**Exercise objective:** Reproduce all the lines exactly as they stand, apart from the pictures.

#### Data for this exercise ####

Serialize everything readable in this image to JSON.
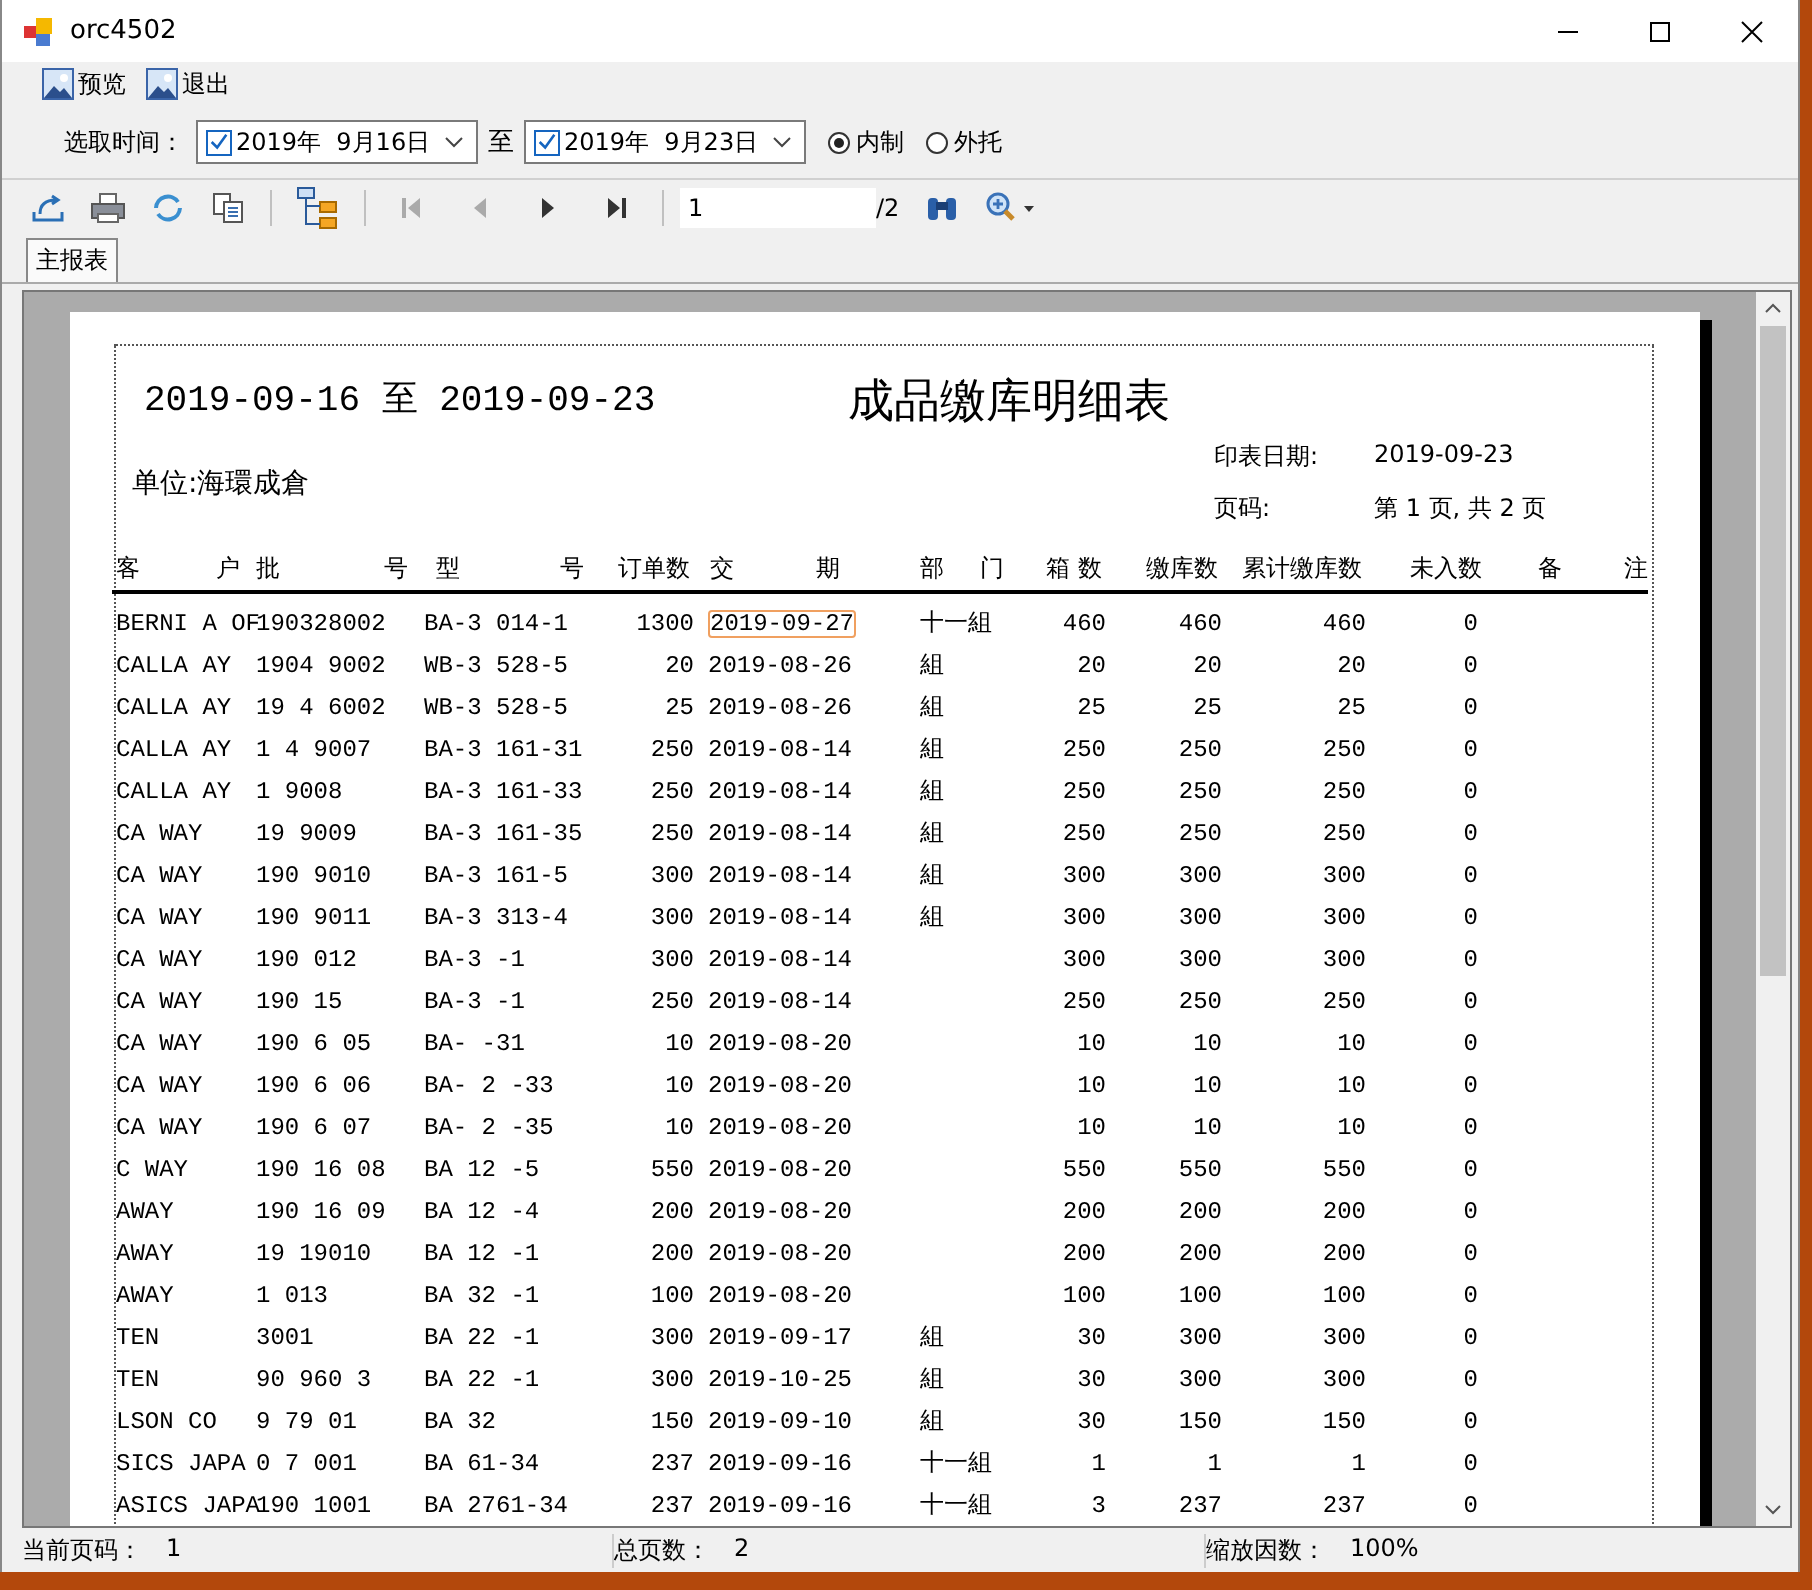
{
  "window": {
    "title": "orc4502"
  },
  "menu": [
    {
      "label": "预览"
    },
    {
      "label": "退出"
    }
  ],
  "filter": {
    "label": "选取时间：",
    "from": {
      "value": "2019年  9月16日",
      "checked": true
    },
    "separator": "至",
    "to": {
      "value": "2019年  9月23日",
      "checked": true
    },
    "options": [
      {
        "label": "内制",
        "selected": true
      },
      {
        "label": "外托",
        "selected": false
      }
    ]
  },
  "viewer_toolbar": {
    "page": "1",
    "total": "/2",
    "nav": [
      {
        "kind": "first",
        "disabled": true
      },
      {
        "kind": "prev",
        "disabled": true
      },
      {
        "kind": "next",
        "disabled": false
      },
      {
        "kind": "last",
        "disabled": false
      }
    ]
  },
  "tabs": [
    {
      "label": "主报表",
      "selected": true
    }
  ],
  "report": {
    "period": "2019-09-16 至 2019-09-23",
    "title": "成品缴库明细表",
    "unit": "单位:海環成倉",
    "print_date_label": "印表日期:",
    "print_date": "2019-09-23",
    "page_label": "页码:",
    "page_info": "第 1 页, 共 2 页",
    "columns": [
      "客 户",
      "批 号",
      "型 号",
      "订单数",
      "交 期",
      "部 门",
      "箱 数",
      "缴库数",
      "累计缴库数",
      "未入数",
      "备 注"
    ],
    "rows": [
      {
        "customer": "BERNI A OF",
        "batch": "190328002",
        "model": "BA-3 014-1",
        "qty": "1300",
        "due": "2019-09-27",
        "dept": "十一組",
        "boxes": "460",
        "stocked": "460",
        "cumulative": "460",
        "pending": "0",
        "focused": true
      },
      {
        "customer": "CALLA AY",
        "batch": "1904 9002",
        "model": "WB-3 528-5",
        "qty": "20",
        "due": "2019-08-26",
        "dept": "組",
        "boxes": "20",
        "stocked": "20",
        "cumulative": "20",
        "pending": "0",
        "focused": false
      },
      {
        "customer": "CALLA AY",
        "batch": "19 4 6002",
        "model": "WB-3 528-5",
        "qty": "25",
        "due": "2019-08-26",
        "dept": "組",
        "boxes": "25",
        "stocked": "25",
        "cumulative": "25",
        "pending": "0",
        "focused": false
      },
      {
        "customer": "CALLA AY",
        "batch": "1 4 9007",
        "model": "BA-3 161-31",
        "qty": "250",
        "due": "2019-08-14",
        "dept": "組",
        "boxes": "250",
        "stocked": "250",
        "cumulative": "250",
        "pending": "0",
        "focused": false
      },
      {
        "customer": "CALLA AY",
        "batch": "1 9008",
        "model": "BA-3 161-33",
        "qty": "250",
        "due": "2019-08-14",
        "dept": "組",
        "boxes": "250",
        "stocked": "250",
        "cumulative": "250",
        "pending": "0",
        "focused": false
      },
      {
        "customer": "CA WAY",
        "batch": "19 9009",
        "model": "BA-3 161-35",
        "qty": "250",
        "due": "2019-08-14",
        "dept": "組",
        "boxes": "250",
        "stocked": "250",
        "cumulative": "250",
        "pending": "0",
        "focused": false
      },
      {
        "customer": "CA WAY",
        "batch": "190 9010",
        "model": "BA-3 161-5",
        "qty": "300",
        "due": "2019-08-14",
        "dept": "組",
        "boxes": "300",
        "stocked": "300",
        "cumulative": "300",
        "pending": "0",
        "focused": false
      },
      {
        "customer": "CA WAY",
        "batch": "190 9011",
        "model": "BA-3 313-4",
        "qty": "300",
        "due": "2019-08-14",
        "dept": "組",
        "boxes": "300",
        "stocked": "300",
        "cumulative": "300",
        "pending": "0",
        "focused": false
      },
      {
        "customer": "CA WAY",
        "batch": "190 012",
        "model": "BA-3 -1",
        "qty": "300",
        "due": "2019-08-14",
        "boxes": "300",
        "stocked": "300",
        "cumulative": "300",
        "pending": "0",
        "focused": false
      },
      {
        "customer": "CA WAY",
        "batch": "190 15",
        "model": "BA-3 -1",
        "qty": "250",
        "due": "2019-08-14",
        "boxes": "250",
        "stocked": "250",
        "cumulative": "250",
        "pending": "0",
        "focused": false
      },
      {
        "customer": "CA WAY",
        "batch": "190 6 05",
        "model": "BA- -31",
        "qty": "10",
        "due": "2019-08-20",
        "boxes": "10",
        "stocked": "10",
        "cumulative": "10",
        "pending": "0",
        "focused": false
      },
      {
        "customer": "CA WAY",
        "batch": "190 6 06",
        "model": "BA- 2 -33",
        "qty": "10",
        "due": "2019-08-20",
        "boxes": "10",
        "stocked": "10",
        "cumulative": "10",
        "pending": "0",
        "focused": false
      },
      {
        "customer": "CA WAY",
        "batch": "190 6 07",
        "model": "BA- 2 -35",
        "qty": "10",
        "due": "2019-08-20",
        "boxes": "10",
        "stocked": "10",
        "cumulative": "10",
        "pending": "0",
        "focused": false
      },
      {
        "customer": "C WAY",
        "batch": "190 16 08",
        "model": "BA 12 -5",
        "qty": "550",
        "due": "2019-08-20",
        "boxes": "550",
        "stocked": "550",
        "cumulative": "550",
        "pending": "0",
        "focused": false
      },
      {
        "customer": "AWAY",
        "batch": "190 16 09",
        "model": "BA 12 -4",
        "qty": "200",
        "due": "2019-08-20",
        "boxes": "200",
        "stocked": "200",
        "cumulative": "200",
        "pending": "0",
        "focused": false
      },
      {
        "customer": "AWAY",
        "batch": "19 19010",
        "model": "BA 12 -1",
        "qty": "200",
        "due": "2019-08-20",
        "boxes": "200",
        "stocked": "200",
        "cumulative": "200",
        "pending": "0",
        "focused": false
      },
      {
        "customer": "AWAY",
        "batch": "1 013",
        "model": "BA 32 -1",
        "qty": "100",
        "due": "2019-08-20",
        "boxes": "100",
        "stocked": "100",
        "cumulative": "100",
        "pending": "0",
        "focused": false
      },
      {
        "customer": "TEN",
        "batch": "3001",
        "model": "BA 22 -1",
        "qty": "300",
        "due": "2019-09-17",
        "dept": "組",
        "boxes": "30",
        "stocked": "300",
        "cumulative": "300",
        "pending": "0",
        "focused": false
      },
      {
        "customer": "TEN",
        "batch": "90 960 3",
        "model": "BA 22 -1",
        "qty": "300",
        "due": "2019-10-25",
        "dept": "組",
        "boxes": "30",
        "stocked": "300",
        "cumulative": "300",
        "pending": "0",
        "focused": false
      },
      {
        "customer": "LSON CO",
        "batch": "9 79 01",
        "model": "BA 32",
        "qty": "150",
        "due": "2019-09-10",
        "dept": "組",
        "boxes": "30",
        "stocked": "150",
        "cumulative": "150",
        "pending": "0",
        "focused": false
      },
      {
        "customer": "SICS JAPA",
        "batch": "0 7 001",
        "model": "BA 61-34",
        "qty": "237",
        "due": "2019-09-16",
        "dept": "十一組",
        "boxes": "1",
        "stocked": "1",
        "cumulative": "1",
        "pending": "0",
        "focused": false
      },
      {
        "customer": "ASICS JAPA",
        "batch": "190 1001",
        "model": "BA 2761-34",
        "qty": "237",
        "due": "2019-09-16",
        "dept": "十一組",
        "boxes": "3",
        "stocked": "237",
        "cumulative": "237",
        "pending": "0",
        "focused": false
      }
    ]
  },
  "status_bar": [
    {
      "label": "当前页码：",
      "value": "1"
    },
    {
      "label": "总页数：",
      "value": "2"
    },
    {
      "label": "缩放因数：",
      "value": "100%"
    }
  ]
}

####

**Solution to the problem:**
Serialize everything readable in this image to JSON.
{
  "window": {
    "title": "orc4502"
  },
  "menu": [
    {
      "label": "预览"
    },
    {
      "label": "退出"
    }
  ],
  "filter": {
    "label": "选取时间：",
    "from": {
      "value": "2019年  9月16日",
      "checked": true
    },
    "separator": "至",
    "to": {
      "value": "2019年  9月23日",
      "checked": true
    },
    "options": [
      {
        "label": "内制",
        "selected": true
      },
      {
        "label": "外托",
        "selected": false
      }
    ]
  },
  "viewer_toolbar": {
    "page": "1",
    "total": "/2",
    "nav": [
      {
        "kind": "first",
        "disabled": true
      },
      {
        "kind": "prev",
        "disabled": true
      },
      {
        "kind": "next",
        "disabled": false
      },
      {
        "kind": "last",
        "disabled": false
      }
    ]
  },
  "tabs": [
    {
      "label": "主报表",
      "selected": true
    }
  ],
  "report": {
    "period": "2019-09-16 至 2019-09-23",
    "title": "成品缴库明细表",
    "unit": "单位:海環成倉",
    "print_date_label": "印表日期:",
    "print_date": "2019-09-23",
    "page_label": "页码:",
    "page_info": "第 1 页, 共 2 页",
    "columns": [
      "客 户",
      "批 号",
      "型 号",
      "订单数",
      "交 期",
      "部 门",
      "箱 数",
      "缴库数",
      "累计缴库数",
      "未入数",
      "备 注"
    ],
    "rows": [
      {
        "customer": "BERNI A OF",
        "batch": "190328002",
        "model": "BA-3 014-1",
        "qty": "1300",
        "due": "2019-09-27",
        "dept": "十一組",
        "boxes": "460",
        "stocked": "460",
        "cumulative": "460",
        "pending": "0",
        "focused": true
      },
      {
        "customer": "CALLA AY",
        "batch": "1904 9002",
        "model": "WB-3 528-5",
        "qty": "20",
        "due": "2019-08-26",
        "dept": "組",
        "boxes": "20",
        "stocked": "20",
        "cumulative": "20",
        "pending": "0",
        "focused": false
      },
      {
        "customer": "CALLA AY",
        "batch": "19 4 6002",
        "model": "WB-3 528-5",
        "qty": "25",
        "due": "2019-08-26",
        "dept": "組",
        "boxes": "25",
        "stocked": "25",
        "cumulative": "25",
        "pending": "0",
        "focused": false
      },
      {
        "customer": "CALLA AY",
        "batch": "1 4 9007",
        "model": "BA-3 161-31",
        "qty": "250",
        "due": "2019-08-14",
        "dept": "組",
        "boxes": "250",
        "stocked": "250",
        "cumulative": "250",
        "pending": "0",
        "focused": false
      },
      {
        "customer": "CALLA AY",
        "batch": "1 9008",
        "model": "BA-3 161-33",
        "qty": "250",
        "due": "2019-08-14",
        "dept": "組",
        "boxes": "250",
        "stocked": "250",
        "cumulative": "250",
        "pending": "0",
        "focused": false
      },
      {
        "customer": "CA WAY",
        "batch": "19 9009",
        "model": "BA-3 161-35",
        "qty": "250",
        "due": "2019-08-14",
        "dept": "組",
        "boxes": "250",
        "stocked": "250",
        "cumulative": "250",
        "pending": "0",
        "focused": false
      },
      {
        "customer": "CA WAY",
        "batch": "190 9010",
        "model": "BA-3 161-5",
        "qty": "300",
        "due": "2019-08-14",
        "dept": "組",
        "boxes": "300",
        "stocked": "300",
        "cumulative": "300",
        "pending": "0",
        "focused": false
      },
      {
        "customer": "CA WAY",
        "batch": "190 9011",
        "model": "BA-3 313-4",
        "qty": "300",
        "due": "2019-08-14",
        "dept": "組",
        "boxes": "300",
        "stocked": "300",
        "cumulative": "300",
        "pending": "0",
        "focused": false
      },
      {
        "customer": "CA WAY",
        "batch": "190 012",
        "model": "BA-3 -1",
        "qty": "300",
        "due": "2019-08-14",
        "boxes": "300",
        "stocked": "300",
        "cumulative": "300",
        "pending": "0",
        "focused": false
      },
      {
        "customer": "CA WAY",
        "batch": "190 15",
        "model": "BA-3 -1",
        "qty": "250",
        "due": "2019-08-14",
        "boxes": "250",
        "stocked": "250",
        "cumulative": "250",
        "pending": "0",
        "focused": false
      },
      {
        "customer": "CA WAY",
        "batch": "190 6 05",
        "model": "BA- -31",
        "qty": "10",
        "due": "2019-08-20",
        "boxes": "10",
        "stocked": "10",
        "cumulative": "10",
        "pending": "0",
        "focused": false
      },
      {
        "customer": "CA WAY",
        "batch": "190 6 06",
        "model": "BA- 2 -33",
        "qty": "10",
        "due": "2019-08-20",
        "boxes": "10",
        "stocked": "10",
        "cumulative": "10",
        "pending": "0",
        "focused": false
      },
      {
        "customer": "CA WAY",
        "batch": "190 6 07",
        "model": "BA- 2 -35",
        "qty": "10",
        "due": "2019-08-20",
        "boxes": "10",
        "stocked": "10",
        "cumulative": "10",
        "pending": "0",
        "focused": false
      },
      {
        "customer": "C WAY",
        "batch": "190 16 08",
        "model": "BA 12 -5",
        "qty": "550",
        "due": "2019-08-20",
        "boxes": "550",
        "stocked": "550",
        "cumulative": "550",
        "pending": "0",
        "focused": false
      },
      {
        "customer": "AWAY",
        "batch": "190 16 09",
        "model": "BA 12 -4",
        "qty": "200",
        "due": "2019-08-20",
        "boxes": "200",
        "stocked": "200",
        "cumulative": "200",
        "pending": "0",
        "focused": false
      },
      {
        "customer": "AWAY",
        "batch": "19 19010",
        "model": "BA 12 -1",
        "qty": "200",
        "due": "2019-08-20",
        "boxes": "200",
        "stocked": "200",
        "cumulative": "200",
        "pending": "0",
        "focused": false
      },
      {
        "customer": "AWAY",
        "batch": "1 013",
        "model": "BA 32 -1",
        "qty": "100",
        "due": "2019-08-20",
        "boxes": "100",
        "stocked": "100",
        "cumulative": "100",
        "pending": "0",
        "focused": false
      },
      {
        "customer": "TEN",
        "batch": "3001",
        "model": "BA 22 -1",
        "qty": "300",
        "due": "2019-09-17",
        "dept": "組",
        "boxes": "30",
        "stocked": "300",
        "cumulative": "300",
        "pending": "0",
        "focused": false
      },
      {
        "customer": "TEN",
        "batch": "90 960 3",
        "model": "BA 22 -1",
        "qty": "300",
        "due": "2019-10-25",
        "dept": "組",
        "boxes": "30",
        "stocked": "300",
        "cumulative": "300",
        "pending": "0",
        "focused": false
      },
      {
        "customer": "LSON CO",
        "batch": "9 79 01",
        "model": "BA 32",
        "qty": "150",
        "due": "2019-09-10",
        "dept": "組",
        "boxes": "30",
        "stocked": "150",
        "cumulative": "150",
        "pending": "0",
        "focused": false
      },
      {
        "customer": "SICS JAPA",
        "batch": "0 7 001",
        "model": "BA 61-34",
        "qty": "237",
        "due": "2019-09-16",
        "dept": "十一組",
        "boxes": "1",
        "stocked": "1",
        "cumulative": "1",
        "pending": "0",
        "focused": false
      },
      {
        "customer": "ASICS JAPA",
        "batch": "190 1001",
        "model": "BA 2761-34",
        "qty": "237",
        "due": "2019-09-16",
        "dept": "十一組",
        "boxes": "3",
        "stocked": "237",
        "cumulative": "237",
        "pending": "0",
        "focused": false
      }
    ]
  },
  "status_bar": [
    {
      "label": "当前页码：",
      "value": "1"
    },
    {
      "label": "总页数：",
      "value": "2"
    },
    {
      "label": "缩放因数：",
      "value": "100%"
    }
  ]
}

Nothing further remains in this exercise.